§ **WHAT YOU SHOULD DO**
Copy each line containing the word "Subtract" from the records that follow, please.

[begin INPUT MATERIAL]

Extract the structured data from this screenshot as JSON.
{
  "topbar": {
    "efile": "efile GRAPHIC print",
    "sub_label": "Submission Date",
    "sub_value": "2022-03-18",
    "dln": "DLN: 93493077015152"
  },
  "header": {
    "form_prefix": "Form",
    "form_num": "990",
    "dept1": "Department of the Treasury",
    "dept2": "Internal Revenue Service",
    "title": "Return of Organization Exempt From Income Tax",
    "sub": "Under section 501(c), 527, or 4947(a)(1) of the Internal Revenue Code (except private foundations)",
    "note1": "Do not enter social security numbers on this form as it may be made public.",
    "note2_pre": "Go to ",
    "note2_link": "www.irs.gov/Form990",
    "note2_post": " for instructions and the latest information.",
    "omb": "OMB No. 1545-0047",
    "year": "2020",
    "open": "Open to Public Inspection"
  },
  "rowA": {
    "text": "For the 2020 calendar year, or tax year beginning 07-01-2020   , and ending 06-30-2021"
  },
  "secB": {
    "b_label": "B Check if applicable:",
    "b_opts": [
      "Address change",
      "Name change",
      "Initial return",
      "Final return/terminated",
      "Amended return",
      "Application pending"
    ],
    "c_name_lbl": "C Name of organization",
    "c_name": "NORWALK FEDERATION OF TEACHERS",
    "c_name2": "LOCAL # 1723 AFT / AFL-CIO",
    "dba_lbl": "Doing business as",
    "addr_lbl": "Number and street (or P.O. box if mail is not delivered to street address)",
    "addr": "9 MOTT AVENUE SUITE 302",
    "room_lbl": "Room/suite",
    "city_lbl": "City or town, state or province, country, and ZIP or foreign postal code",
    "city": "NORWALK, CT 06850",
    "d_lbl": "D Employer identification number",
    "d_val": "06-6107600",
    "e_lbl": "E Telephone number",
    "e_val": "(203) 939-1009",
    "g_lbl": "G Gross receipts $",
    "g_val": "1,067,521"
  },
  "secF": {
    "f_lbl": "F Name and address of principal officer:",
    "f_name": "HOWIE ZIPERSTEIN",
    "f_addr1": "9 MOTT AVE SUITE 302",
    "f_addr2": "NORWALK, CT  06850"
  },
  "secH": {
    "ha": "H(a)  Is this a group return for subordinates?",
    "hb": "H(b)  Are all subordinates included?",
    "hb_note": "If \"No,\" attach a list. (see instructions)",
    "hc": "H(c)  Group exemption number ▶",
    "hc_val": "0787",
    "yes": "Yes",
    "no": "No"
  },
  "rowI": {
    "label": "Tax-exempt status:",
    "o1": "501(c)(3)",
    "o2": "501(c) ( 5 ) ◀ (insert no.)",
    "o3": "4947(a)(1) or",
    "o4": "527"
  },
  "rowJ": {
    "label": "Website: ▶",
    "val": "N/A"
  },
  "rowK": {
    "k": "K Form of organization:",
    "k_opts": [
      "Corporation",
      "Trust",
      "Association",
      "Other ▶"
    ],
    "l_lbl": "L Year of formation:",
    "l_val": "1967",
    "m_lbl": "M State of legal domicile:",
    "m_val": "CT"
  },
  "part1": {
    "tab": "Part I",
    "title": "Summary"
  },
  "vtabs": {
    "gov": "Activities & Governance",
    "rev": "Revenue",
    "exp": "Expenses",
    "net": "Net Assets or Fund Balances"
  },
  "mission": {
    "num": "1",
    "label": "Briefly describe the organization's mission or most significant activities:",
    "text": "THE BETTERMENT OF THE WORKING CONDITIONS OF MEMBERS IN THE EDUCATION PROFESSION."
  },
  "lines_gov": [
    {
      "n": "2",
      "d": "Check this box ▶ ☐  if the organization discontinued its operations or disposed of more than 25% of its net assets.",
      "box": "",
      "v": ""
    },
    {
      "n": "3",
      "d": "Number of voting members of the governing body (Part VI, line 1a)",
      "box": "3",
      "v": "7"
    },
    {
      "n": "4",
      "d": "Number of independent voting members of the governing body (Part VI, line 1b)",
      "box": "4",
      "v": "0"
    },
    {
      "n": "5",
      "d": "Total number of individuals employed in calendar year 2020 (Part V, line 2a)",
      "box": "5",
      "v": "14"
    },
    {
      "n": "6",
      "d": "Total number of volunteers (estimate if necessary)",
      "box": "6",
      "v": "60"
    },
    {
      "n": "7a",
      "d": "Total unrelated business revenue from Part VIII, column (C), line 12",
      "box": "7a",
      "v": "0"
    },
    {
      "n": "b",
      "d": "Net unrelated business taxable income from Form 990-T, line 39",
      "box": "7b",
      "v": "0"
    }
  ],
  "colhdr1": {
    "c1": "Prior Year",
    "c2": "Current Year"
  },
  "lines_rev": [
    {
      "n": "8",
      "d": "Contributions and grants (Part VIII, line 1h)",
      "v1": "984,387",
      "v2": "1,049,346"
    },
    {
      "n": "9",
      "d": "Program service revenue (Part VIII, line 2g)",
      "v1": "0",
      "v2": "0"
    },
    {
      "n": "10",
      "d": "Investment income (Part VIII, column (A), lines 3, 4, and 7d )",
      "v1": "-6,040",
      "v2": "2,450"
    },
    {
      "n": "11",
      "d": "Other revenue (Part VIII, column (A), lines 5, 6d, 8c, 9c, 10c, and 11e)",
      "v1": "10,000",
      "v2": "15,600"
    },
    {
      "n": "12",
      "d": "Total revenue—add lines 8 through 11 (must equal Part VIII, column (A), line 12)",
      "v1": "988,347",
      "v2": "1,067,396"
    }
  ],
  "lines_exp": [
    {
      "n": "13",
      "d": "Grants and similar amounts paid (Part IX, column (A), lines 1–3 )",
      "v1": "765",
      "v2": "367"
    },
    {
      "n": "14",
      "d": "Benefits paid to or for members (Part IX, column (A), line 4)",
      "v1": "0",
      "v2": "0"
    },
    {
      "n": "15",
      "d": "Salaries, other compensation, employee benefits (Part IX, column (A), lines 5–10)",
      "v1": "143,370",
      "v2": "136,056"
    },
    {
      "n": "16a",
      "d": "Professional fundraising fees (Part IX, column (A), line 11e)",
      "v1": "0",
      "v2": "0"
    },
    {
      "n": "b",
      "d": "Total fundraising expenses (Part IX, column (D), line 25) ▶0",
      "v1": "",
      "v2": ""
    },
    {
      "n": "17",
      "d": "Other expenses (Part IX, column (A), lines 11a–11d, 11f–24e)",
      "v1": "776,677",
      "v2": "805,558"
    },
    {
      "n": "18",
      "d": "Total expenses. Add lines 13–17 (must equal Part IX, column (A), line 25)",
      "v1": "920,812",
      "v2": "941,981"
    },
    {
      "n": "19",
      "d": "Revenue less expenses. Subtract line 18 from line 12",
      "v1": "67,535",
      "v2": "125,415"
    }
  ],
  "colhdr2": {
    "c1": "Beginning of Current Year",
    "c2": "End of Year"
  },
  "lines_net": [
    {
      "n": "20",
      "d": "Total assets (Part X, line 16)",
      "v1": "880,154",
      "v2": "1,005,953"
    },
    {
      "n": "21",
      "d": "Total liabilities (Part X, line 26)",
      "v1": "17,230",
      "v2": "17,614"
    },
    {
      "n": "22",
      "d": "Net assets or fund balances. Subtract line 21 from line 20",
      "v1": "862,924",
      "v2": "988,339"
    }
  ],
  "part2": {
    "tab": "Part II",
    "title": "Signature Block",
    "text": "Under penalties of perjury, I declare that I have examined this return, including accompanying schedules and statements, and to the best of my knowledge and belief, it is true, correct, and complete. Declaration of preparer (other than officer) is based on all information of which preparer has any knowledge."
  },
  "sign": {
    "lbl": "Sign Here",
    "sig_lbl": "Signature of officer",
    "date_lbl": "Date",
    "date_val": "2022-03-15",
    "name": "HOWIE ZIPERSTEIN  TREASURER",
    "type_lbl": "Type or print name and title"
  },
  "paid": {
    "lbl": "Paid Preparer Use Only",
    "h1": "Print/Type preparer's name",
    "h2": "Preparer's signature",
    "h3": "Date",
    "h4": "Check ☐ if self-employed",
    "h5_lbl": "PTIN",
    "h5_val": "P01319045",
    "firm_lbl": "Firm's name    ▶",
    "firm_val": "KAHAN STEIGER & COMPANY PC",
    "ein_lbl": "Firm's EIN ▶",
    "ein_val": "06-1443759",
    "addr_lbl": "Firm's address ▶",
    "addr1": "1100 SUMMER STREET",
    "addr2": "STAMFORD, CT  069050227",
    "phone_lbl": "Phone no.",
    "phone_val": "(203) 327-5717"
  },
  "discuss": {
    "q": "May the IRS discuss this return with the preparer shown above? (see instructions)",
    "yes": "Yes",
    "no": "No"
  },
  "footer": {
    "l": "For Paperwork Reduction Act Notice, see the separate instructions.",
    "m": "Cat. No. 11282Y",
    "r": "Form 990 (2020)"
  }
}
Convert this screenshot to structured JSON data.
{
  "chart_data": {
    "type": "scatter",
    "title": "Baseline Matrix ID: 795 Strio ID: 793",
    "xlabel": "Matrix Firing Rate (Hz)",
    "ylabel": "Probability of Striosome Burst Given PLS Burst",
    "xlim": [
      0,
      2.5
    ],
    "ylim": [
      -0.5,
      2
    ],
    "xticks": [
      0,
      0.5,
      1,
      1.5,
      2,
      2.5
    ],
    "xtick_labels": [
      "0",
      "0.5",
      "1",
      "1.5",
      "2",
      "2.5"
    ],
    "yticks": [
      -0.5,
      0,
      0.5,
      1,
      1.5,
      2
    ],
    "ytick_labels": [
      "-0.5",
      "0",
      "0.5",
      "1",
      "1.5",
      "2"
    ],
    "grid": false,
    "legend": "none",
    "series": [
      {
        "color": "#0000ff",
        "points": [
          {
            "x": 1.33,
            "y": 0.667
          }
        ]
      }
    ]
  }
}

[end INPUT MATERIAL]

§ **REPLY**
      "d": "Revenue less expenses. Subtract line 18 from line 12",
      "d": "Net assets or fund balances. Subtract line 21 from line 20",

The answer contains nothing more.